Aim of the exercise: Retype the material word for word.

Available records:
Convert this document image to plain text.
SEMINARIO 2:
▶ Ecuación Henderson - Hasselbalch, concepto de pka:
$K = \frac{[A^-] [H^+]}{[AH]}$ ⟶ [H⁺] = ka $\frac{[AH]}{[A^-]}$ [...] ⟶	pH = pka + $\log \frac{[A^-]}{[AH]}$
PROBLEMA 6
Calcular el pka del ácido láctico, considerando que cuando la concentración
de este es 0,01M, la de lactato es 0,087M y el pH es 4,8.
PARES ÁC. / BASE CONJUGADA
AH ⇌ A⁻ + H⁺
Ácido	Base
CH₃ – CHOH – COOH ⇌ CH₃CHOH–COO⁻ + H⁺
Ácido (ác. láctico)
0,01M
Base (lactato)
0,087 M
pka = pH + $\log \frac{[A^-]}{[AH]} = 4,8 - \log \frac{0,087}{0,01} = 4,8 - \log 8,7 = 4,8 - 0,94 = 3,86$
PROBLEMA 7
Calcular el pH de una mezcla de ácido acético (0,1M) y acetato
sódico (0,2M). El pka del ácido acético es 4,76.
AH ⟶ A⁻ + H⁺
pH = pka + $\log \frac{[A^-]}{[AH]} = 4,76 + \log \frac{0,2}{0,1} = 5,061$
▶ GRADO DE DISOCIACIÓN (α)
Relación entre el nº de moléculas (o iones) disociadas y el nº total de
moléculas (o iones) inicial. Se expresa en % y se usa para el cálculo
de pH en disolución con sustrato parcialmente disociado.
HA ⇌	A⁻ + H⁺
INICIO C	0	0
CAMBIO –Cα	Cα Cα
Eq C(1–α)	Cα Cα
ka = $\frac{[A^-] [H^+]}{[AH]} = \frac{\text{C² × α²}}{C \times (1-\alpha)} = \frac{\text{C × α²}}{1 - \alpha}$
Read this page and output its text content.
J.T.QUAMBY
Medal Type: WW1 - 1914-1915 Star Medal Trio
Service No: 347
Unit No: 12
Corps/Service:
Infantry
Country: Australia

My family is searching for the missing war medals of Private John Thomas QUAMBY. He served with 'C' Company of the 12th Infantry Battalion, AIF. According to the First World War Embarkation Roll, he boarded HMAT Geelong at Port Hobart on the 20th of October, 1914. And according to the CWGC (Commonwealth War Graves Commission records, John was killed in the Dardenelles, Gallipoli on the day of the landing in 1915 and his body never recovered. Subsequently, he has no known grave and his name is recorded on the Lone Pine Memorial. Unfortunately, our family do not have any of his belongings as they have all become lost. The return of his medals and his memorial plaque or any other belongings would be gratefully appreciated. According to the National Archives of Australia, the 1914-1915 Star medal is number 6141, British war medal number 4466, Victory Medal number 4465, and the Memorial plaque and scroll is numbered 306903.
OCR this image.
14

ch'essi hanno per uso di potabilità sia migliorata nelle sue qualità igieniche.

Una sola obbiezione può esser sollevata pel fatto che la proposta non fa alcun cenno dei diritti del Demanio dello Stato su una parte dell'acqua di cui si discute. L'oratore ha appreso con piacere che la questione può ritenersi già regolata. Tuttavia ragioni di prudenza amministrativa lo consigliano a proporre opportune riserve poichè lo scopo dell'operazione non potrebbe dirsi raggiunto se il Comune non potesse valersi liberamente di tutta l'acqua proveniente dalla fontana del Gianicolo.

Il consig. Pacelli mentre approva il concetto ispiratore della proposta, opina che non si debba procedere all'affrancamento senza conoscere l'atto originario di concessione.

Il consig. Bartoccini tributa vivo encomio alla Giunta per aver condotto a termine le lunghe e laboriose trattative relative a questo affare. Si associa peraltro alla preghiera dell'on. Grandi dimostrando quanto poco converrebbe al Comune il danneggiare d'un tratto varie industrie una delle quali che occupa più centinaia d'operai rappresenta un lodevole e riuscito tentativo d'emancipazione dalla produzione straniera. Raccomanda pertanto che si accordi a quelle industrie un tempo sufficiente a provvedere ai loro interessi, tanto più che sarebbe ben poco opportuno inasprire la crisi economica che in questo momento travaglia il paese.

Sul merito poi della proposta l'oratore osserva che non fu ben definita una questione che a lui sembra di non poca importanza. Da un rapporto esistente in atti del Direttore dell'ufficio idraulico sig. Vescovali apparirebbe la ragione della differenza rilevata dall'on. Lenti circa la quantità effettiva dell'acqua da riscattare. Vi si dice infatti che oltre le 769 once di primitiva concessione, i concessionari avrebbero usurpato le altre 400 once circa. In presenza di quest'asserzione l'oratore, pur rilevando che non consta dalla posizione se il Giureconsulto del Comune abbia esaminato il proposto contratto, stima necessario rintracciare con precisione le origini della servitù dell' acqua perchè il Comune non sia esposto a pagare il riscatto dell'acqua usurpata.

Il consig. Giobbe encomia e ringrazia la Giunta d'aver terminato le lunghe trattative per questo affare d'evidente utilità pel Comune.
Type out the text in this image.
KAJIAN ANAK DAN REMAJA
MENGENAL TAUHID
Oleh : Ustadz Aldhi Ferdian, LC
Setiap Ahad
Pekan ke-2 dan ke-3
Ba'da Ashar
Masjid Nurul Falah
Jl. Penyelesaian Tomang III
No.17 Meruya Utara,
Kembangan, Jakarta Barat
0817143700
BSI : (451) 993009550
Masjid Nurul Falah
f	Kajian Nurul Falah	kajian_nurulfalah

Solution:
Convert this document image to plain text.
SEMINARIO 2:
▶ Ecuación Henderson - Hasselbalch, concepto de pka:
$K = \frac{[A^-] [H^+]}{[AH]}$ ⟶ [H⁺] = ka $\frac{[AH]}{[A^-]}$ [...] ⟶	pH = pka + $\log \frac{[A^-]}{[AH]}$
PROBLEMA 6
Calcular el pka del ácido láctico, considerando que cuando la concentración
de este es 0,01M, la de lactato es 0,087M y el pH es 4,8.
PARES ÁC. / BASE CONJUGADA
AH ⇌ A⁻ + H⁺
Ácido	Base
CH₃ – CHOH – COOH ⇌ CH₃CHOH–COO⁻ + H⁺
Ácido (ác. láctico)
0,01M
Base (lactato)
0,087 M
pka = pH + $\log \frac{[A^-]}{[AH]} = 4,8 - \log \frac{0,087}{0,01} = 4,8 - \log 8,7 = 4,8 - 0,94 = 3,86$
PROBLEMA 7
Calcular el pH de una mezcla de ácido acético (0,1M) y acetato
sódico (0,2M). El pka del ácido acético es 4,76.
AH ⟶ A⁻ + H⁺
pH = pka + $\log \frac{[A^-]}{[AH]} = 4,76 + \log \frac{0,2}{0,1} = 5,061$
▶ GRADO DE DISOCIACIÓN (α)
Relación entre el nº de moléculas (o iones) disociadas y el nº total de
moléculas (o iones) inicial. Se expresa en % y se usa para el cálculo
de pH en disolución con sustrato parcialmente disociado.
HA ⇌	A⁻ + H⁺
INICIO C	0	0
CAMBIO –Cα	Cα Cα
Eq C(1–α)	Cα Cα
ka = $\frac{[A^-] [H^+]}{[AH]} = \frac{\text{C² × α²}}{C \times (1-\alpha)} = \frac{\text{C × α²}}{1 - \alpha}$
Read this page and output its text content.
J.T.QUAMBY
Medal Type: WW1 - 1914-1915 Star Medal Trio
Service No: 347
Unit No: 12
Corps/Service:
Infantry
Country: Australia

My family is searching for the missing war medals of Private John Thomas QUAMBY. He served with 'C' Company of the 12th Infantry Battalion, AIF. According to the First World War Embarkation Roll, he boarded HMAT Geelong at Port Hobart on the 20th of October, 1914. And according to the CWGC (Commonwealth War Graves Commission records, John was killed in the Dardenelles, Gallipoli on the day of the landing in 1915 and his body never recovered. Subsequently, he has no known grave and his name is recorded on the Lone Pine Memorial. Unfortunately, our family do not have any of his belongings as they have all become lost. The return of his medals and his memorial plaque or any other belongings would be gratefully appreciated. According to the National Archives of Australia, the 1914-1915 Star medal is number 6141, British war medal number 4466, Victory Medal number 4465, and the Memorial plaque and scroll is numbered 306903.
OCR this image.
14

ch'essi hanno per uso di potabilità sia migliorata nelle sue qualità igieniche.

Una sola obbiezione può esser sollevata pel fatto che la proposta non fa alcun cenno dei diritti del Demanio dello Stato su una parte dell'acqua di cui si discute. L'oratore ha appreso con piacere che la questione può ritenersi già regolata. Tuttavia ragioni di prudenza amministrativa lo consigliano a proporre opportune riserve poichè lo scopo dell'operazione non potrebbe dirsi raggiunto se il Comune non potesse valersi liberamente di tutta l'acqua proveniente dalla fontana del Gianicolo.

Il consig. Pacelli mentre approva il concetto ispiratore della proposta, opina che non si debba procedere all'affrancamento senza conoscere l'atto originario di concessione.

Il consig. Bartoccini tributa vivo encomio alla Giunta per aver condotto a termine le lunghe e laboriose trattative relative a questo affare. Si associa peraltro alla preghiera dell'on. Grandi dimostrando quanto poco converrebbe al Comune il danneggiare d'un tratto varie industrie una delle quali che occupa più centinaia d'operai rappresenta un lodevole e riuscito tentativo d'emancipazione dalla produzione straniera. Raccomanda pertanto che si accordi a quelle industrie un tempo sufficiente a provvedere ai loro interessi, tanto più che sarebbe ben poco opportuno inasprire la crisi economica che in questo momento travaglia il paese.

Sul merito poi della proposta l'oratore osserva che non fu ben definita una questione che a lui sembra di non poca importanza. Da un rapporto esistente in atti del Direttore dell'ufficio idraulico sig. Vescovali apparirebbe la ragione della differenza rilevata dall'on. Lenti circa la quantità effettiva dell'acqua da riscattare. Vi si dice infatti che oltre le 769 once di primitiva concessione, i concessionari avrebbero usurpato le altre 400 once circa. In presenza di quest'asserzione l'oratore, pur rilevando che non consta dalla posizione se il Giureconsulto del Comune abbia esaminato il proposto contratto, stima necessario rintracciare con precisione le origini della servitù dell' acqua perchè il Comune non sia esposto a pagare il riscatto dell'acqua usurpata.

Il consig. Giobbe encomia e ringrazia la Giunta d'aver terminato le lunghe trattative per questo affare d'evidente utilità pel Comune.
Type out the text in this image.
KAJIAN ANAK DAN REMAJA
MENGENAL TAUHID
Oleh : Ustadz Aldhi Ferdian, LC
Setiap Ahad
Pekan ke-2 dan ke-3
Ba'da Ashar
Masjid Nurul Falah
Jl. Penyelesaian Tomang III
No.17 Meruya Utara,
Kembangan, Jakarta Barat
0817143700
BSI : (451) 993009550
Masjid Nurul Falah
f	Kajian Nurul Falah	kajian_nurulfalah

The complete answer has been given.